● **WHAT THE TASK REQUIRES**
Output each line exactly as it appears, skipping any embedded picture.
— START OF MATERIAL SUPPLIED —
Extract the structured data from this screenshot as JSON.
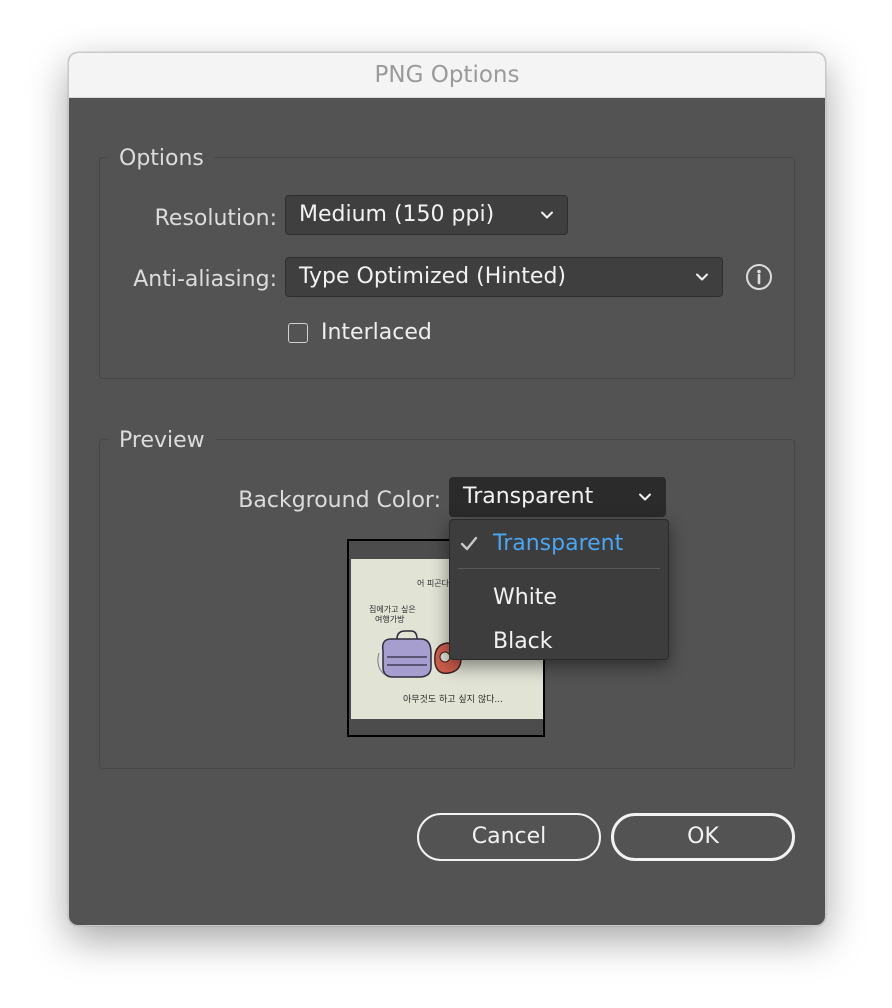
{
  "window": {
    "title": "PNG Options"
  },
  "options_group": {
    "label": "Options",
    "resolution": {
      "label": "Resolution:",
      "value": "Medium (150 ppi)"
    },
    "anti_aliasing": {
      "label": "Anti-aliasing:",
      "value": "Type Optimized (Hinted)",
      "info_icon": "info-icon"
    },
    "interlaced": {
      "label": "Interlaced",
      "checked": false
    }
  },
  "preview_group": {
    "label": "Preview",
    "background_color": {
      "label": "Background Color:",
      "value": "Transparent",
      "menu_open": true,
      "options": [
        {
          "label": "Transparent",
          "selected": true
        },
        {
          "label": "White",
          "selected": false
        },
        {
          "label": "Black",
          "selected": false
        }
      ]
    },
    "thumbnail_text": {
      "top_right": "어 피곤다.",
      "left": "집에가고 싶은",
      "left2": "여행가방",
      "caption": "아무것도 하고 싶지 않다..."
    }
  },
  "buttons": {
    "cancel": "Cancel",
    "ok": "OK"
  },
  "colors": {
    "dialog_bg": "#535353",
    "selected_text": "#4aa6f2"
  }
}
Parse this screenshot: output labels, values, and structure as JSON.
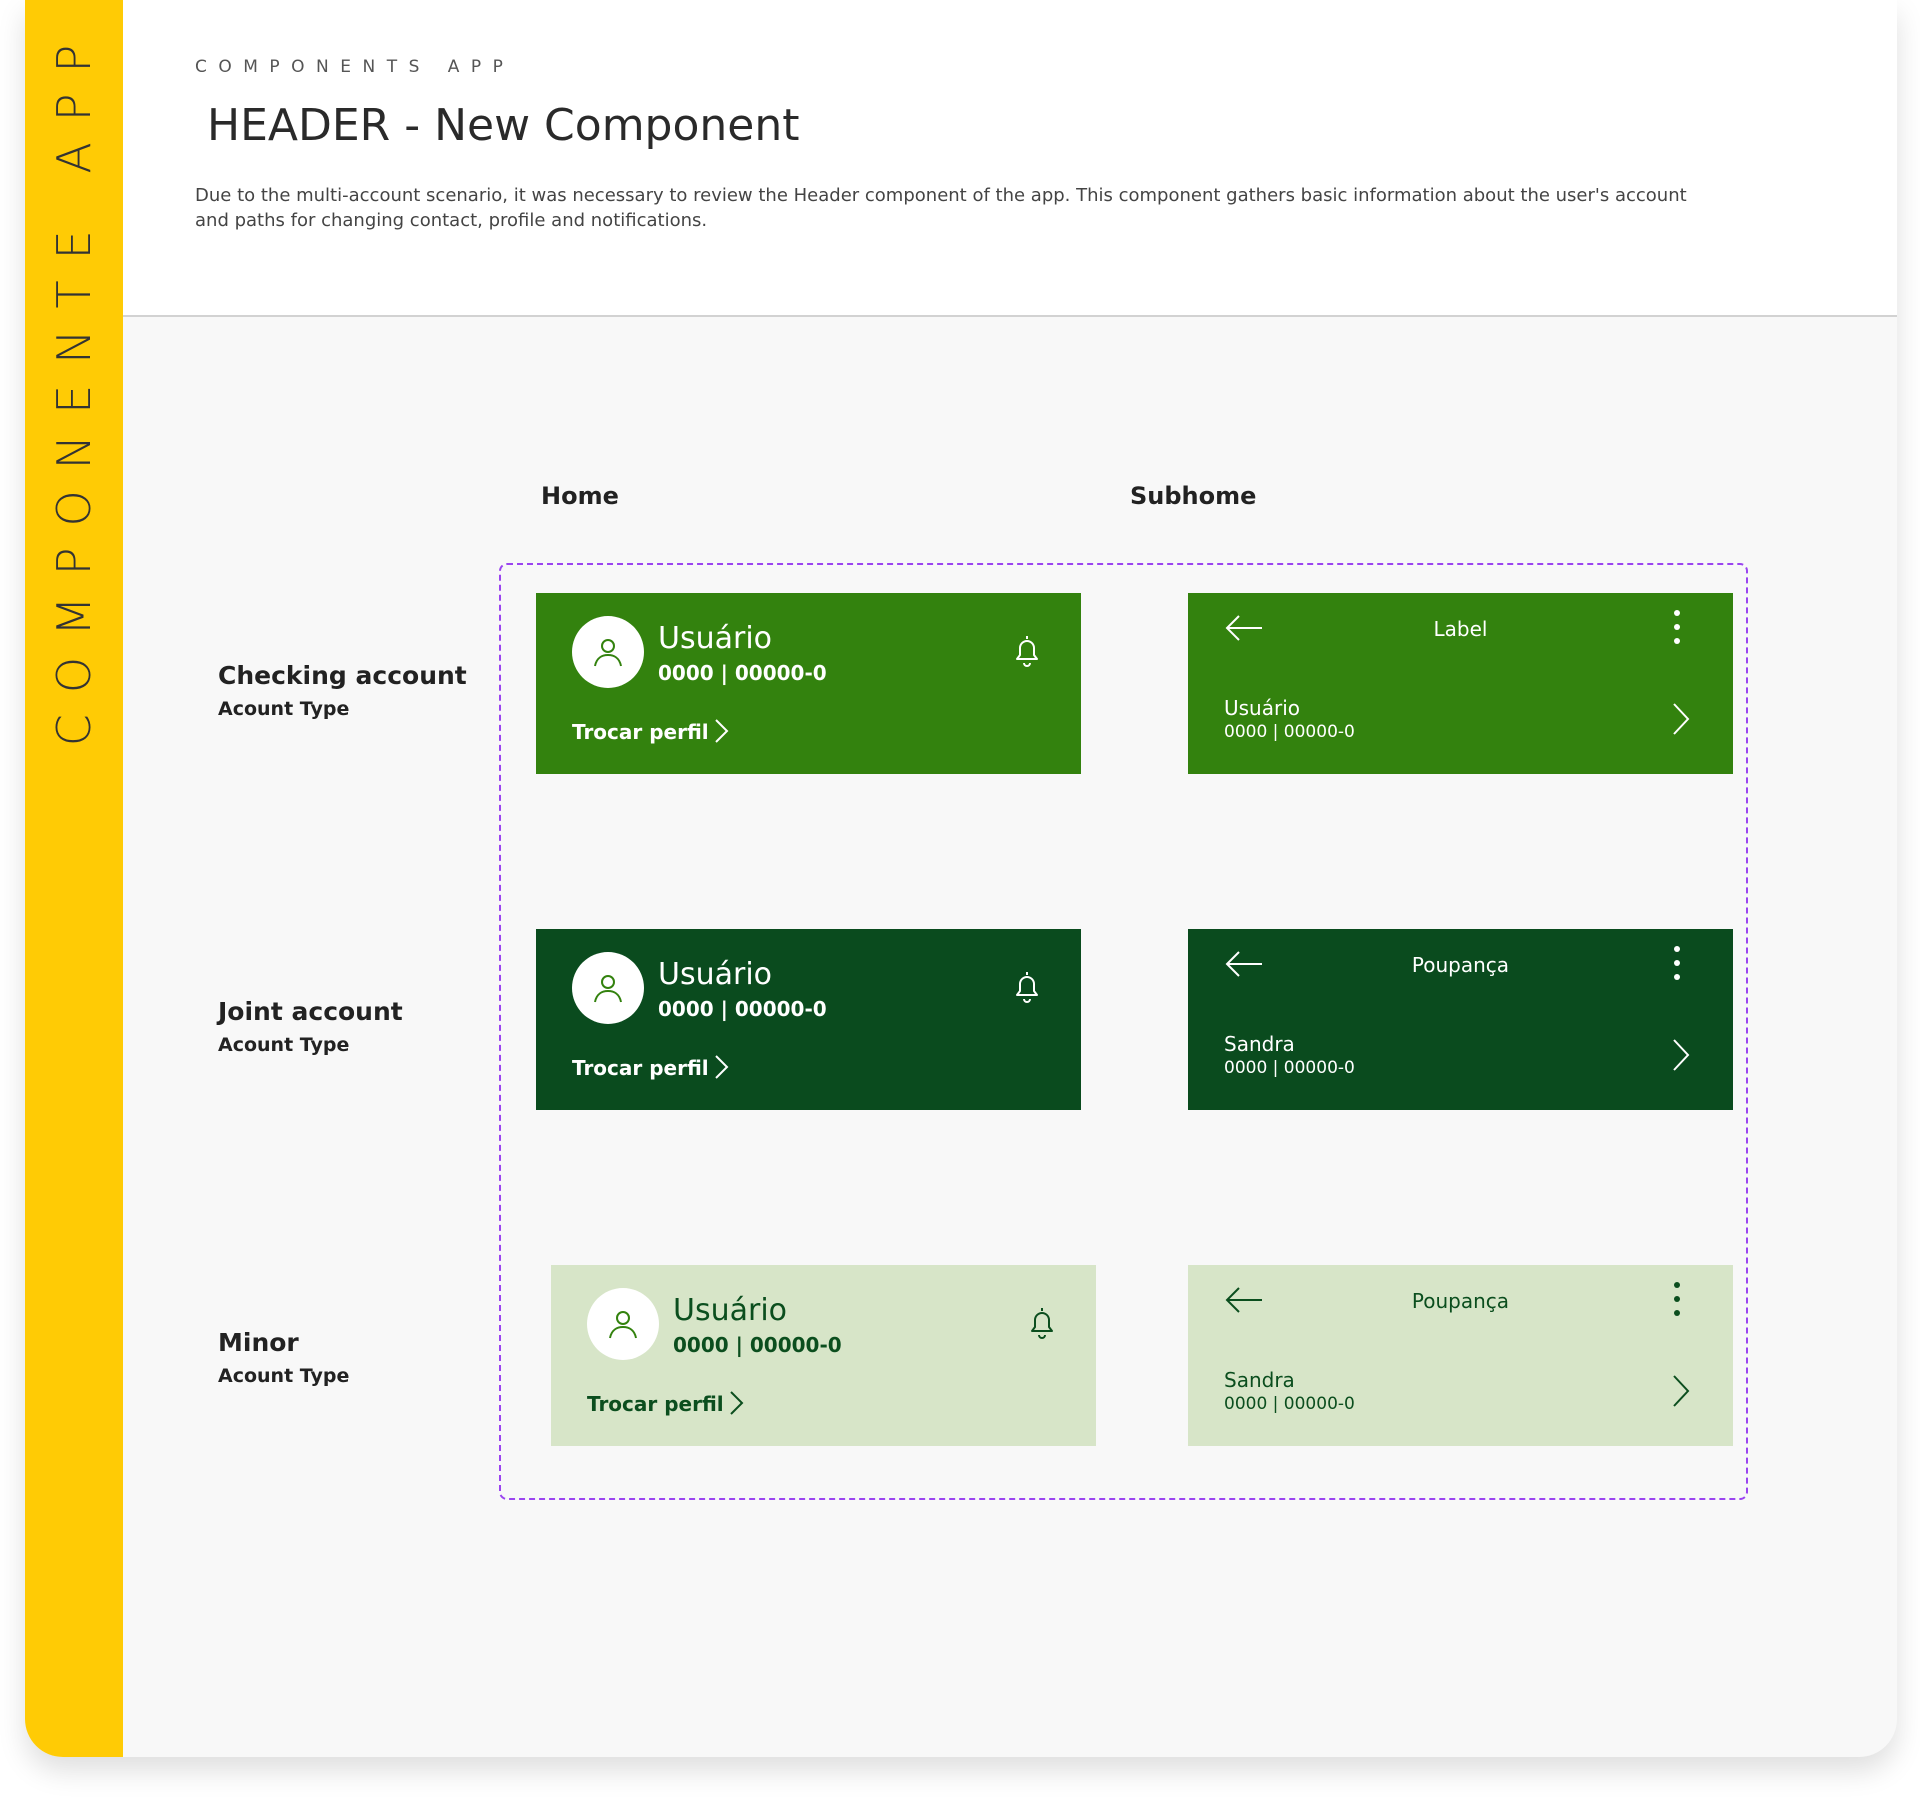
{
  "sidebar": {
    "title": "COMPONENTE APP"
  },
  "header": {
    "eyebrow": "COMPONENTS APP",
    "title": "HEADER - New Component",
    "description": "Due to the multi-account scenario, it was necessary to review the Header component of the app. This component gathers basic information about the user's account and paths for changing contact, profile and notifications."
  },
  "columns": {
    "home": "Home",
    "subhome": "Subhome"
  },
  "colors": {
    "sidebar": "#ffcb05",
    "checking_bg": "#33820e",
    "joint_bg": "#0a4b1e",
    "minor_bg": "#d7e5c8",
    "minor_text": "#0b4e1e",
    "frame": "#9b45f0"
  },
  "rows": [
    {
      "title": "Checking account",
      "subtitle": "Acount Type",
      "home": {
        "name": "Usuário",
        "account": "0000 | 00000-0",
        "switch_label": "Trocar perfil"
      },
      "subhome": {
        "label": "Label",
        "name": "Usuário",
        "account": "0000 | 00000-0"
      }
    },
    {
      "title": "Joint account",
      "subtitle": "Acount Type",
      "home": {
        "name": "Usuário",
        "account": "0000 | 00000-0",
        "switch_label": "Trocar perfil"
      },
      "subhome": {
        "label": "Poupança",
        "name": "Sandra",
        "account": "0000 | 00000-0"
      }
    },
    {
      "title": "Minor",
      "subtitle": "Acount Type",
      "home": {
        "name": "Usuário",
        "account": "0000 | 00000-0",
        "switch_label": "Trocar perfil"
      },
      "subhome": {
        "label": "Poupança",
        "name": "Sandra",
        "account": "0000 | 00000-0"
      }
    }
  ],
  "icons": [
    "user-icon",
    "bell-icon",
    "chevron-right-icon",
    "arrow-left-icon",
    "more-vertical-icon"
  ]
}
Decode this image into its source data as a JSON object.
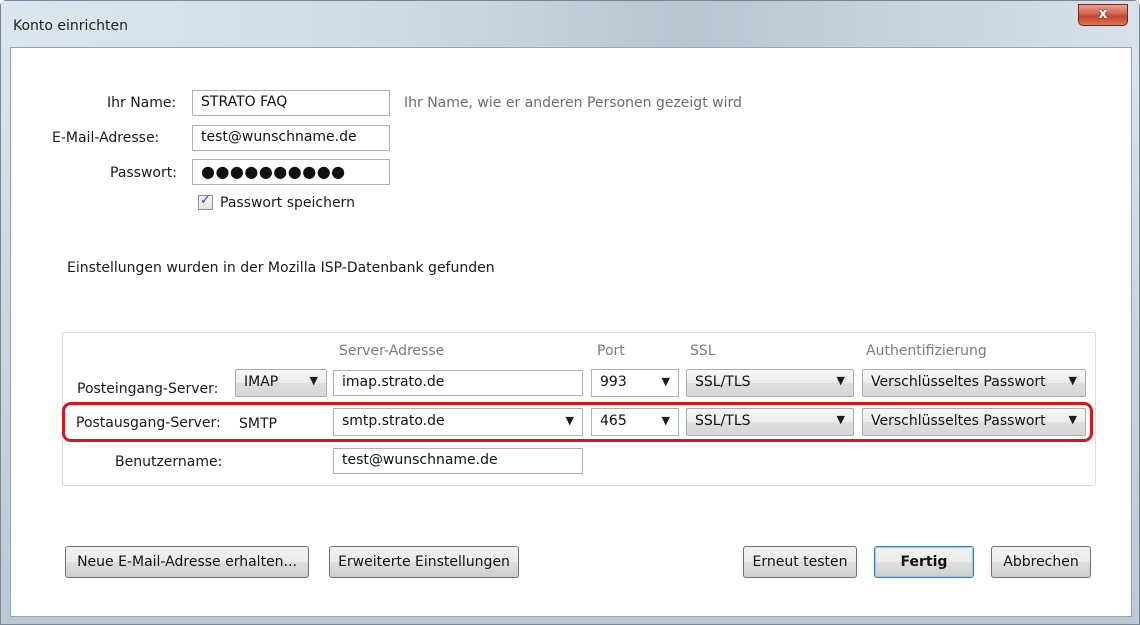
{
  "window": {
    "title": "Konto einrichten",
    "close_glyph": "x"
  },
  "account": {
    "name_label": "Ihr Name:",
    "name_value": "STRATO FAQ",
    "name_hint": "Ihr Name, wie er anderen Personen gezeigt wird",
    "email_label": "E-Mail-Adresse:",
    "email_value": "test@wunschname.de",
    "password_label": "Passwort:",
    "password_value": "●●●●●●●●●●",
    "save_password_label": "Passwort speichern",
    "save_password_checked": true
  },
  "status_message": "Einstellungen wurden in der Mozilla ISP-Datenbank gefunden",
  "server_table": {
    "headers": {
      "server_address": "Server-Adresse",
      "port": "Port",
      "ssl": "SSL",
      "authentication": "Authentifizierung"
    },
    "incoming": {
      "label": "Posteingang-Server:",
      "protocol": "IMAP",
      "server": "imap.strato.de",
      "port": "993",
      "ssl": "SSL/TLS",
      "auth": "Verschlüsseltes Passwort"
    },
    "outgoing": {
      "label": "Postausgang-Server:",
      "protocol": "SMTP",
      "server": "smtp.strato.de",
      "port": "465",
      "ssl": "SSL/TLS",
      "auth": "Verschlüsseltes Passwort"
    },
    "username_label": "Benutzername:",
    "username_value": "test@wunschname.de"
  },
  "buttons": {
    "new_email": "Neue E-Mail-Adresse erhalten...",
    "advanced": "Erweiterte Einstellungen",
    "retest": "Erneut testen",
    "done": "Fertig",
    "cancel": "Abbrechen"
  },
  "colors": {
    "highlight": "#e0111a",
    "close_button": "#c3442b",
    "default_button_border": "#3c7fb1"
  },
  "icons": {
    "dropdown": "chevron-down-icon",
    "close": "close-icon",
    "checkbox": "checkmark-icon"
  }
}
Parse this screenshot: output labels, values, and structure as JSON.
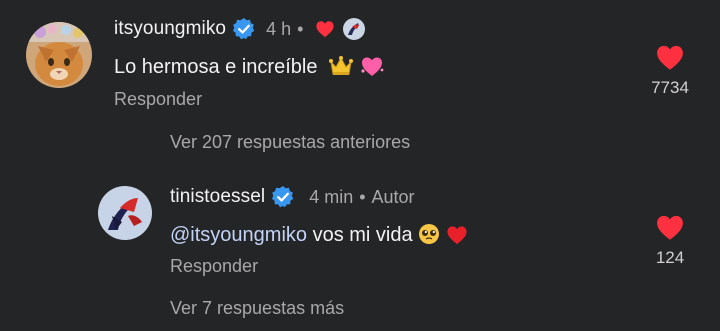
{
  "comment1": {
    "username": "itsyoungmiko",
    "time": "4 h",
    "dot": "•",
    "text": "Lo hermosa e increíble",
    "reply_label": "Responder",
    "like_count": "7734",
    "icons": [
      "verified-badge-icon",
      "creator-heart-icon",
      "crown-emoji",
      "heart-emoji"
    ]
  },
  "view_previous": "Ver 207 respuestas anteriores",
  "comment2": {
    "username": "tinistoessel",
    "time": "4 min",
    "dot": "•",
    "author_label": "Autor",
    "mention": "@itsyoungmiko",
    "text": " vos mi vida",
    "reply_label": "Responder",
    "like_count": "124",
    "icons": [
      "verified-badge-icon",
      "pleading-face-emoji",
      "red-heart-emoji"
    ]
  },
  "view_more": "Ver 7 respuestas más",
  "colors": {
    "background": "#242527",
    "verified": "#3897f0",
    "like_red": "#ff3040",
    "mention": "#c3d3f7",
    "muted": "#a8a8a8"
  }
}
— END OF MATERIAL SUPPLIED —
● **FINISHED TASK**
Extract the structured data from this screenshot as JSON.
{
  "window": {
    "title": "PNG Options"
  },
  "options_group": {
    "label": "Options",
    "resolution": {
      "label": "Resolution:",
      "value": "Medium (150 ppi)"
    },
    "anti_aliasing": {
      "label": "Anti-aliasing:",
      "value": "Type Optimized (Hinted)",
      "info_icon": "info-icon"
    },
    "interlaced": {
      "label": "Interlaced",
      "checked": false
    }
  },
  "preview_group": {
    "label": "Preview",
    "background_color": {
      "label": "Background Color:",
      "value": "Transparent",
      "menu_open": true,
      "options": [
        {
          "label": "Transparent",
          "selected": true
        },
        {
          "label": "White",
          "selected": false
        },
        {
          "label": "Black",
          "selected": false
        }
      ]
    },
    "thumbnail_text": {
      "top_right": "어 피곤다.",
      "left": "집에가고 싶은",
      "left2": "여행가방",
      "caption": "아무것도 하고 싶지 않다..."
    }
  },
  "buttons": {
    "cancel": "Cancel",
    "ok": "OK"
  },
  "colors": {
    "dialog_bg": "#535353",
    "selected_text": "#4aa6f2"
  }
}
Parse this screenshot: output labels, values, and structure as JSON.
{
  "sidebar": {
    "title": "COMPONENTE APP"
  },
  "header": {
    "eyebrow": "COMPONENTS APP",
    "title": "HEADER - New Component",
    "description": "Due to the multi-account scenario, it was necessary to review the Header component of the app. This component gathers basic information about the user's account and paths for changing contact, profile and notifications."
  },
  "columns": {
    "home": "Home",
    "subhome": "Subhome"
  },
  "colors": {
    "sidebar": "#ffcb05",
    "checking_bg": "#33820e",
    "joint_bg": "#0a4b1e",
    "minor_bg": "#d7e5c8",
    "minor_text": "#0b4e1e",
    "frame": "#9b45f0"
  },
  "rows": [
    {
      "title": "Checking account",
      "subtitle": "Acount Type",
      "home": {
        "name": "Usuário",
        "account": "0000 | 00000-0",
        "switch_label": "Trocar perfil"
      },
      "subhome": {
        "label": "Label",
        "name": "Usuário",
        "account": "0000 | 00000-0"
      }
    },
    {
      "title": "Joint account",
      "subtitle": "Acount Type",
      "home": {
        "name": "Usuário",
        "account": "0000 | 00000-0",
        "switch_label": "Trocar perfil"
      },
      "subhome": {
        "label": "Poupança",
        "name": "Sandra",
        "account": "0000 | 00000-0"
      }
    },
    {
      "title": "Minor",
      "subtitle": "Acount Type",
      "home": {
        "name": "Usuário",
        "account": "0000 | 00000-0",
        "switch_label": "Trocar perfil"
      },
      "subhome": {
        "label": "Poupança",
        "name": "Sandra",
        "account": "0000 | 00000-0"
      }
    }
  ],
  "icons": [
    "user-icon",
    "bell-icon",
    "chevron-right-icon",
    "arrow-left-icon",
    "more-vertical-icon"
  ]
}
Decode this image into its source data as a JSON object.
{
  "window": {
    "title": "Konto einrichten",
    "close_glyph": "x"
  },
  "account": {
    "name_label": "Ihr Name:",
    "name_value": "STRATO FAQ",
    "name_hint": "Ihr Name, wie er anderen Personen gezeigt wird",
    "email_label": "E-Mail-Adresse:",
    "email_value": "test@wunschname.de",
    "password_label": "Passwort:",
    "password_value": "●●●●●●●●●●",
    "save_password_label": "Passwort speichern",
    "save_password_checked": true
  },
  "status_message": "Einstellungen wurden in der Mozilla ISP-Datenbank gefunden",
  "server_table": {
    "headers": {
      "server_address": "Server-Adresse",
      "port": "Port",
      "ssl": "SSL",
      "authentication": "Authentifizierung"
    },
    "incoming": {
      "label": "Posteingang-Server:",
      "protocol": "IMAP",
      "server": "imap.strato.de",
      "port": "993",
      "ssl": "SSL/TLS",
      "auth": "Verschlüsseltes Passwort"
    },
    "outgoing": {
      "label": "Postausgang-Server:",
      "protocol": "SMTP",
      "server": "smtp.strato.de",
      "port": "465",
      "ssl": "SSL/TLS",
      "auth": "Verschlüsseltes Passwort"
    },
    "username_label": "Benutzername:",
    "username_value": "test@wunschname.de"
  },
  "buttons": {
    "new_email": "Neue E-Mail-Adresse erhalten...",
    "advanced": "Erweiterte Einstellungen",
    "retest": "Erneut testen",
    "done": "Fertig",
    "cancel": "Abbrechen"
  },
  "colors": {
    "highlight": "#e0111a",
    "close_button": "#c3442b",
    "default_button_border": "#3c7fb1"
  },
  "icons": {
    "dropdown": "chevron-down-icon",
    "close": "close-icon",
    "checkbox": "checkmark-icon"
  }
}
Parse this screenshot: output labels, values, and structure as JSON.
{
  "comment1": {
    "username": "itsyoungmiko",
    "time": "4 h",
    "dot": "•",
    "text": "Lo hermosa e increíble",
    "reply_label": "Responder",
    "like_count": "7734",
    "icons": [
      "verified-badge-icon",
      "creator-heart-icon",
      "crown-emoji",
      "heart-emoji"
    ]
  },
  "view_previous": "Ver 207 respuestas anteriores",
  "comment2": {
    "username": "tinistoessel",
    "time": "4 min",
    "dot": "•",
    "author_label": "Autor",
    "mention": "@itsyoungmiko",
    "text": " vos mi vida",
    "reply_label": "Responder",
    "like_count": "124",
    "icons": [
      "verified-badge-icon",
      "pleading-face-emoji",
      "red-heart-emoji"
    ]
  },
  "view_more": "Ver 7 respuestas más",
  "colors": {
    "background": "#242527",
    "verified": "#3897f0",
    "like_red": "#ff3040",
    "mention": "#c3d3f7",
    "muted": "#a8a8a8"
  }
}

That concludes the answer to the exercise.